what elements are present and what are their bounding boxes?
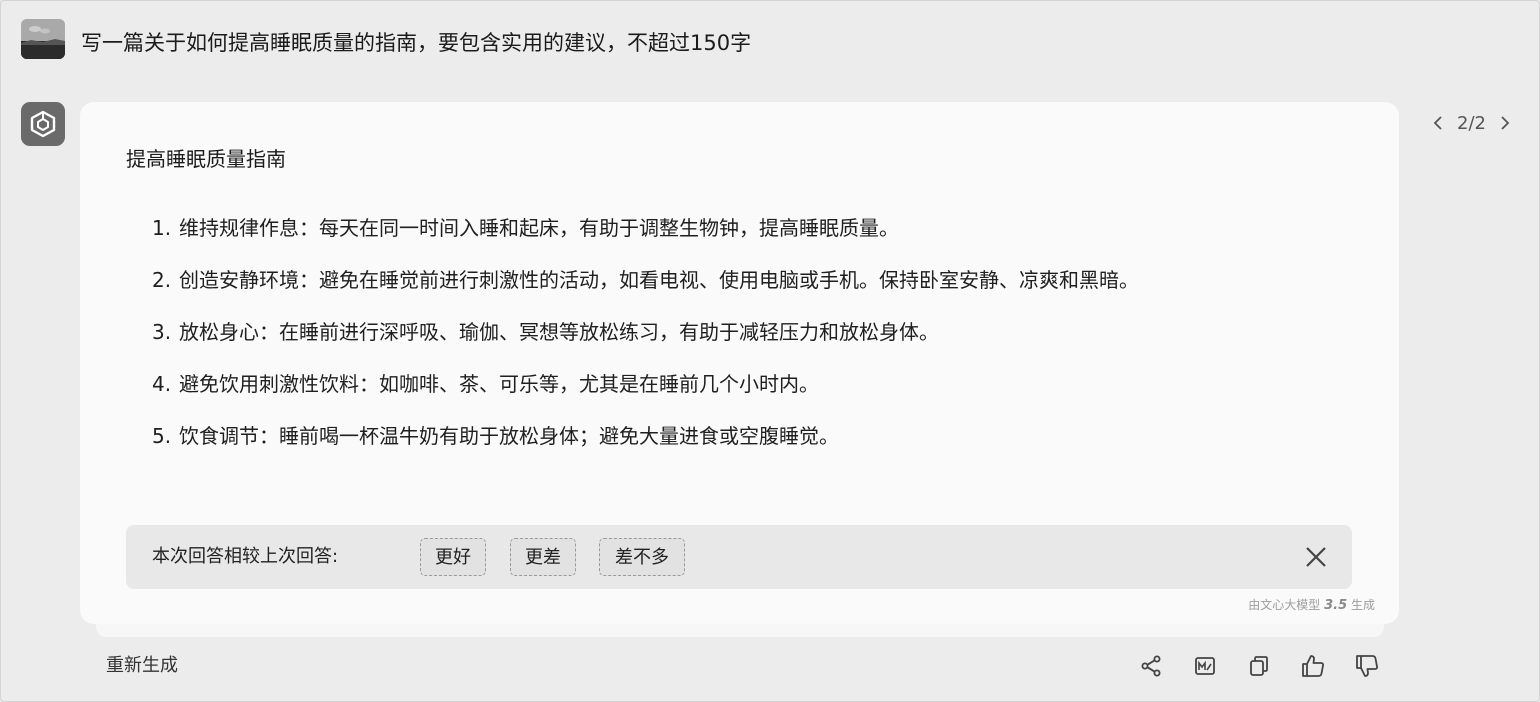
- feedback-label: 本次回答相较上次回答:: [152, 546, 339, 567]
- list-item-number: 1.: [152, 216, 172, 240]
- list-item: 1. 维持规律作息：每天在同一时间入睡和起床，有助于调整生物钟，提高睡眠质量。: [152, 206, 1332, 250]
- list-item: 4. 避免饮用刺激性饮料：如咖啡、茶、可乐等，尤其是在睡前几个小时内。: [152, 362, 1332, 406]
- thumbs-down-icon[interactable]: [1353, 652, 1381, 680]
- list-item-number: 5.: [152, 424, 172, 448]
- image-icon[interactable]: [1191, 652, 1219, 680]
- list-item-text: 创造安静环境：避免在睡觉前进行刺激性的活动，如看电视、使用电脑或手机。保持卧室安…: [179, 268, 1139, 292]
- chevron-right-icon[interactable]: [1496, 109, 1514, 137]
- answer-title: 提高睡眠质量指南: [126, 147, 286, 171]
- answer-list: 1. 维持规律作息：每天在同一时间入睡和起床，有助于调整生物钟，提高睡眠质量。 …: [152, 206, 1332, 466]
- list-item-number: 4.: [152, 372, 172, 396]
- cube-logo-icon: [30, 110, 56, 138]
- chat-window: 写一篇关于如何提高睡眠质量的指南，要包含实用的建议，不超过150字 2/2 提高…: [0, 0, 1540, 702]
- model-version: 3.5: [1324, 598, 1348, 613]
- user-photo-avatar: [21, 19, 65, 59]
- model-credit: 由文心大模型 3.5 生成: [1248, 596, 1375, 613]
- close-icon[interactable]: [1302, 543, 1330, 571]
- list-item: 5. 饮食调节：睡前喝一杯温牛奶有助于放松身体；避免大量进食或空腹睡觉。: [152, 414, 1332, 458]
- model-credit-prefix: 由文心大模型: [1248, 598, 1321, 612]
- version-nav: 2/2: [1429, 109, 1514, 137]
- list-item-text: 避免饮用刺激性饮料：如咖啡、茶、可乐等，尤其是在睡前几个小时内。: [179, 372, 819, 396]
- list-item-text: 维持规律作息：每天在同一时间入睡和起床，有助于调整生物钟，提高睡眠质量。: [179, 216, 899, 240]
- feedback-better-button[interactable]: 更好: [420, 538, 486, 576]
- thumbs-up-icon[interactable]: [1299, 652, 1327, 680]
- list-item-number: 2.: [152, 268, 172, 292]
- list-item: 3. 放松身心：在睡前进行深呼吸、瑜伽、冥想等放松练习，有助于减轻压力和放松身体…: [152, 310, 1332, 354]
- user-prompt-text: 写一篇关于如何提高睡眠质量的指南，要包含实用的建议，不超过150字: [81, 31, 752, 55]
- chevron-left-icon[interactable]: [1429, 109, 1447, 137]
- list-item: 2. 创造安静环境：避免在睡觉前进行刺激性的活动，如看电视、使用电脑或手机。保持…: [152, 258, 1332, 302]
- regenerate-button[interactable]: 重新生成: [106, 651, 178, 681]
- model-credit-suffix: 生成: [1350, 598, 1375, 612]
- bot-avatar: [21, 102, 65, 146]
- version-counter: 2/2: [1457, 112, 1486, 134]
- share-icon[interactable]: [1137, 652, 1165, 680]
- list-item-text: 饮食调节：睡前喝一杯温牛奶有助于放松身体；避免大量进食或空腹睡觉。: [179, 424, 839, 448]
- feedback-similar-button[interactable]: 差不多: [599, 538, 685, 576]
- user-avatar: [21, 19, 65, 59]
- answer-toolbar: [1137, 649, 1381, 683]
- feedback-worse-button[interactable]: 更差: [510, 538, 576, 576]
- list-item-number: 3.: [152, 320, 172, 344]
- answer-card: 提高睡眠质量指南 1. 维持规律作息：每天在同一时间入睡和起床，有助于调整生物钟…: [80, 102, 1399, 624]
- list-item-text: 放松身心：在睡前进行深呼吸、瑜伽、冥想等放松练习，有助于减轻压力和放松身体。: [179, 320, 939, 344]
- copy-icon[interactable]: [1245, 652, 1273, 680]
- feedback-bar: 本次回答相较上次回答: 更好 更差 差不多: [126, 525, 1352, 589]
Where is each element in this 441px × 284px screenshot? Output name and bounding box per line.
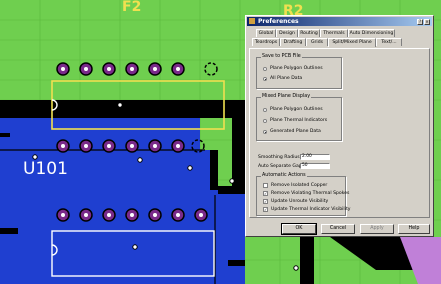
- cancel-button[interactable]: Cancel: [321, 224, 355, 234]
- radio-display-generated-data[interactable]: Generated Plane Data: [263, 129, 321, 134]
- top-fragment-label: F2: [122, 0, 141, 15]
- auto-separate-gap-label: Auto Separate Gap:: [258, 164, 304, 169]
- tab-global[interactable]: Global: [256, 29, 276, 37]
- preferences-dialog[interactable]: Preferences ? × Global Design Routing Th…: [245, 15, 434, 237]
- save-pcb-group: Save to PCB File Plane Polygon Outlines …: [256, 54, 342, 89]
- group-title: Automatic Actions: [261, 173, 307, 178]
- pcb-editor-view[interactable]: U101 F2 R2 Preferences ? × Global Design…: [0, 0, 441, 284]
- tab-design[interactable]: Design: [276, 29, 298, 37]
- app-icon: [249, 18, 255, 24]
- group-title: Mixed Plane Display: [261, 94, 312, 99]
- radio-all-plane-data[interactable]: All Plane Data: [263, 76, 302, 81]
- tab-drafting[interactable]: Drafting: [280, 38, 306, 46]
- radio-plane-polygon-outlines[interactable]: Plane Polygon Outlines: [263, 66, 323, 71]
- radio-display-thermal-indicators[interactable]: Plane Thermal Indicators: [263, 118, 327, 123]
- automatic-actions-group: Automatic Actions Remove Isolated Copper…: [256, 173, 351, 216]
- smoothing-radius-input[interactable]: 2.00: [300, 154, 330, 160]
- radio-display-outlines[interactable]: Plane Polygon Outlines: [263, 107, 323, 112]
- tab-thermals[interactable]: Thermals: [320, 29, 348, 37]
- dialog-title: Preferences: [258, 18, 299, 25]
- tab-routing[interactable]: Routing: [298, 29, 320, 37]
- tab-split-mixed-plane[interactable]: Split/Mixed Plane: [328, 38, 376, 47]
- auto-separate-gap-input[interactable]: 50: [300, 163, 330, 169]
- group-title: Save to PCB File: [261, 54, 302, 59]
- tab-panel: Save to PCB File Plane Polygon Outlines …: [249, 48, 430, 218]
- component-designator: U101: [23, 159, 68, 179]
- mixed-plane-group: Mixed Plane Display Plane Polygon Outlin…: [256, 94, 342, 141]
- tab-grids[interactable]: Grids: [306, 38, 328, 46]
- title-bar[interactable]: Preferences ? ×: [247, 17, 432, 26]
- checkbox-update-unroute-visibility[interactable]: ✓ Update Unroute Visibility: [263, 199, 328, 204]
- checkbox-update-thermal-indicator[interactable]: ✓ Update Thermal Indicator Visibility: [263, 207, 351, 212]
- tab-teardrops[interactable]: Teardrops: [252, 38, 280, 46]
- help-button[interactable]: Help: [398, 224, 430, 234]
- ok-button[interactable]: OK: [281, 223, 317, 235]
- help-title-button[interactable]: ?: [417, 19, 423, 25]
- tab-auto-dimensioning[interactable]: Auto Dimensioning: [348, 29, 395, 37]
- apply-button[interactable]: Apply: [360, 224, 394, 234]
- smoothing-radius-label: Smoothing Radius:: [258, 155, 302, 160]
- checkbox-remove-violating-spokes[interactable]: ✓ Remove Violating Thermal Spokes: [263, 191, 349, 196]
- tab-text[interactable]: Text/...: [376, 38, 402, 46]
- checkbox-remove-isolated-copper[interactable]: Remove Isolated Copper: [263, 183, 327, 188]
- close-icon[interactable]: ×: [424, 19, 430, 25]
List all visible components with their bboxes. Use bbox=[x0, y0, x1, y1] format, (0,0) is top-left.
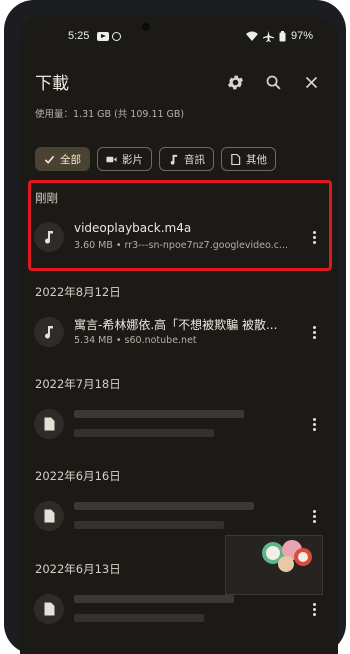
status-indicators: 97% bbox=[246, 30, 313, 42]
more-options-icon[interactable] bbox=[304, 322, 324, 342]
gear-icon[interactable] bbox=[223, 70, 247, 94]
check-icon bbox=[44, 155, 55, 164]
chip-label: 全部 bbox=[60, 153, 81, 166]
redacted-file-name bbox=[74, 502, 254, 510]
redacted-file-meta bbox=[74, 429, 214, 437]
battery-percent: 97% bbox=[291, 30, 314, 42]
chip-video[interactable]: 影片 bbox=[97, 147, 152, 171]
section-header: 2022年6月16日 bbox=[35, 469, 121, 483]
airplane-icon bbox=[263, 30, 274, 42]
redacted-file-meta bbox=[74, 521, 224, 529]
section-header: 2022年8月12日 bbox=[35, 285, 121, 299]
screen: 5:25 97% 下載 使用量：1.31 GB (共 109.11 GB) 全部… bbox=[20, 16, 338, 654]
chip-other[interactable]: 其他 bbox=[221, 147, 276, 171]
music-note-icon bbox=[34, 317, 64, 347]
status-bar: 5:25 97% bbox=[20, 28, 338, 46]
watermark-logo bbox=[225, 535, 323, 595]
wifi-icon bbox=[246, 31, 258, 41]
document-icon bbox=[231, 153, 241, 165]
file-name: 寓言-希林娜依.高「不想被欺騙 被散... bbox=[74, 318, 278, 332]
phone-frame: 5:25 97% 下載 使用量：1.31 GB (共 109.11 GB) 全部… bbox=[4, 0, 346, 654]
filter-chips: 全部 影片 音訊 其他 bbox=[35, 147, 276, 171]
redacted-file-name bbox=[74, 410, 244, 418]
storage-usage: 使用量：1.31 GB (共 109.11 GB) bbox=[35, 109, 185, 120]
redacted-file-meta bbox=[74, 614, 204, 622]
highlight-box bbox=[28, 180, 332, 271]
battery-icon bbox=[279, 30, 286, 41]
close-icon[interactable] bbox=[299, 70, 323, 94]
page-title: 下載 bbox=[35, 74, 69, 94]
download-item[interactable] bbox=[20, 402, 338, 446]
download-item[interactable]: 寓言-希林娜依.高「不想被欺騙 被散... 5.34 MB • s60.notu… bbox=[20, 310, 338, 354]
section-header: 2022年7月18日 bbox=[35, 377, 121, 391]
youtube-notification-icon bbox=[97, 32, 109, 41]
file-meta: 5.34 MB • s60.notube.net bbox=[74, 335, 197, 346]
search-icon[interactable] bbox=[261, 70, 285, 94]
music-icon bbox=[170, 154, 178, 165]
section-header: 2022年6月13日 bbox=[35, 562, 121, 576]
chip-label: 音訊 bbox=[184, 153, 205, 166]
chip-label: 影片 bbox=[122, 153, 143, 166]
document-icon bbox=[34, 501, 64, 531]
chip-all[interactable]: 全部 bbox=[35, 147, 90, 171]
notification-dot-icon bbox=[112, 32, 121, 41]
document-icon bbox=[34, 409, 64, 439]
video-icon bbox=[106, 156, 117, 162]
chip-audio[interactable]: 音訊 bbox=[159, 147, 214, 171]
more-options-icon[interactable] bbox=[304, 506, 324, 526]
chip-label: 其他 bbox=[246, 153, 267, 166]
redacted-file-name bbox=[74, 595, 234, 603]
app-bar: 下載 bbox=[20, 62, 338, 102]
more-options-icon[interactable] bbox=[304, 414, 324, 434]
status-time: 5:25 bbox=[68, 30, 90, 42]
document-icon bbox=[34, 594, 64, 624]
more-options-icon[interactable] bbox=[304, 599, 324, 619]
download-item[interactable] bbox=[20, 494, 338, 538]
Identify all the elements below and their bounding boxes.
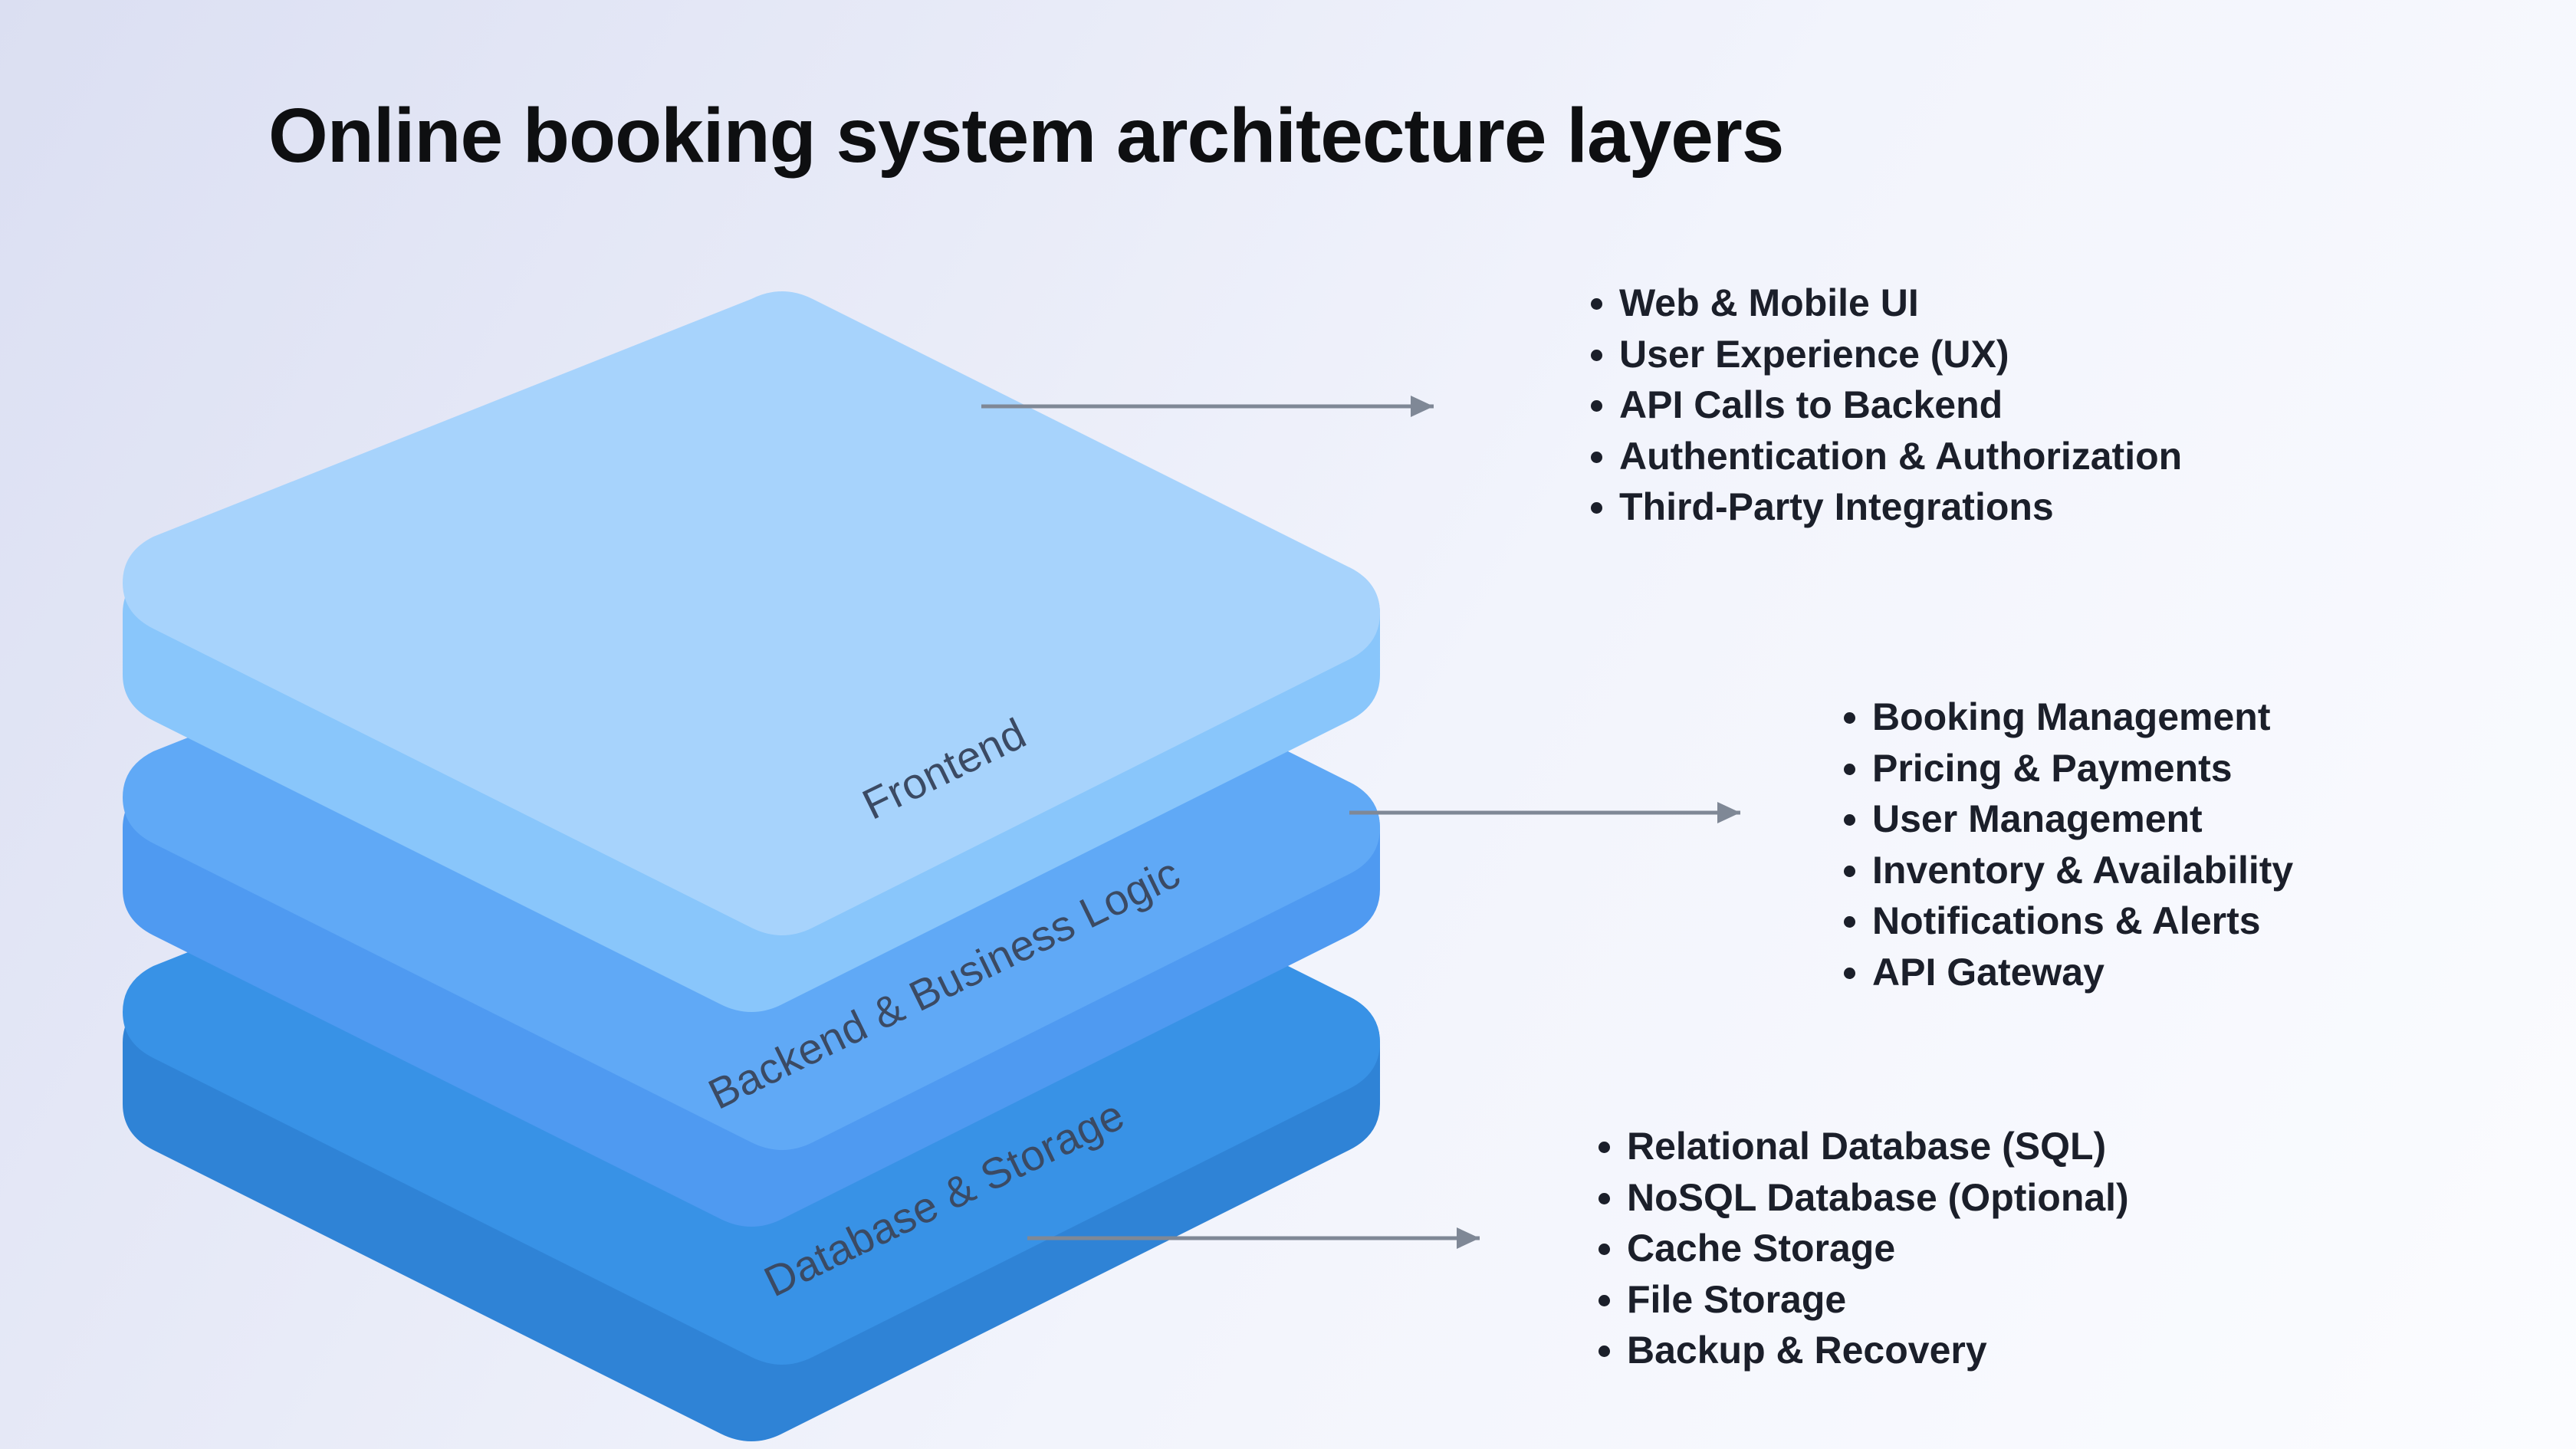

::::

- **What you need to do**
Rewrite everything from the line containing "- feedback-label: 本次回答相较上次回答:: [152, 546, 339, 567]" down to the line containing "- list-item: 2.", swapping "interactable" for "clickable" and leaving the rest untouched. Give only those lines.

- **Task answer**
- feedback-label: 本次回答相较上次回答:: [152, 546, 339, 567]
- list-item-number: 1.: [152, 216, 172, 240]
- list-item: 1. 维持规律作息：每天在同一时间入睡和起床，有助于调整生物钟，提高睡眠质量。: [152, 206, 1332, 250]
- list-item: 4. 避免饮用刺激性饮料：如咖啡、茶、可乐等，尤其是在睡前几个小时内。: [152, 362, 1332, 406]
- thumbs-down-icon[clickable]: [1353, 652, 1381, 680]
- list-item-number: 5.: [152, 424, 172, 448]
- image-icon[clickable]: [1191, 652, 1219, 680]
- list-item-text: 创造安静环境：避免在睡觉前进行刺激性的活动，如看电视、使用电脑或手机。保持卧室安…: [179, 268, 1139, 292]
- chevron-right-icon[clickable]: [1496, 109, 1514, 137]
- answer-title: 提高睡眠质量指南: [126, 147, 286, 171]
- answer-list: 1. 维持规律作息：每天在同一时间入睡和起床，有助于调整生物钟，提高睡眠质量。 …: [152, 206, 1332, 466]
- list-item-number: 4.: [152, 372, 172, 396]
- cube-logo-icon: [30, 110, 56, 138]
- chat-window: 写一篇关于如何提高睡眠质量的指南，要包含实用的建议，不超过150字 2/2 提高…: [0, 0, 1540, 702]
- model-version: 3.5: [1324, 598, 1348, 613]
- user-photo-avatar: [21, 19, 65, 59]
- model-credit: 由文心大模型 3.5 生成: [1248, 596, 1375, 613]
- close-icon[clickable]: [1302, 543, 1330, 571]
- list-item: 5. 饮食调节：睡前喝一杯温牛奶有助于放松身体；避免大量进食或空腹睡觉。: [152, 414, 1332, 458]
- model-credit-prefix: 由文心大模型: [1248, 598, 1321, 612]
- version-nav: 2/2: [1429, 109, 1514, 137]
- list-item-text: 避免饮用刺激性饮料：如咖啡、茶、可乐等，尤其是在睡前几个小时内。: [179, 372, 819, 396]
- list-item-text: 维持规律作息：每天在同一时间入睡和起床，有助于调整生物钟，提高睡眠质量。: [179, 216, 899, 240]
- feedback-better-button[clickable]: 更好: [420, 538, 486, 576]
- thumbs-up-icon[clickable]: [1299, 652, 1327, 680]
- list-item-number: 2.: [152, 268, 172, 292]
- list-item: 3. 放松身心：在睡前进行深呼吸、瑜伽、冥想等放松练习，有助于减轻压力和放松身体…: [152, 310, 1332, 354]
- user-prompt-text: 写一篇关于如何提高睡眠质量的指南，要包含实用的建议，不超过150字: [81, 31, 752, 55]
- chevron-left-icon[clickable]: [1429, 109, 1447, 137]
- list-item: 2. 创造安静环境：避免在睡觉前进行刺激性的活动，如看电视、使用电脑或手机。保持…: [152, 258, 1332, 302]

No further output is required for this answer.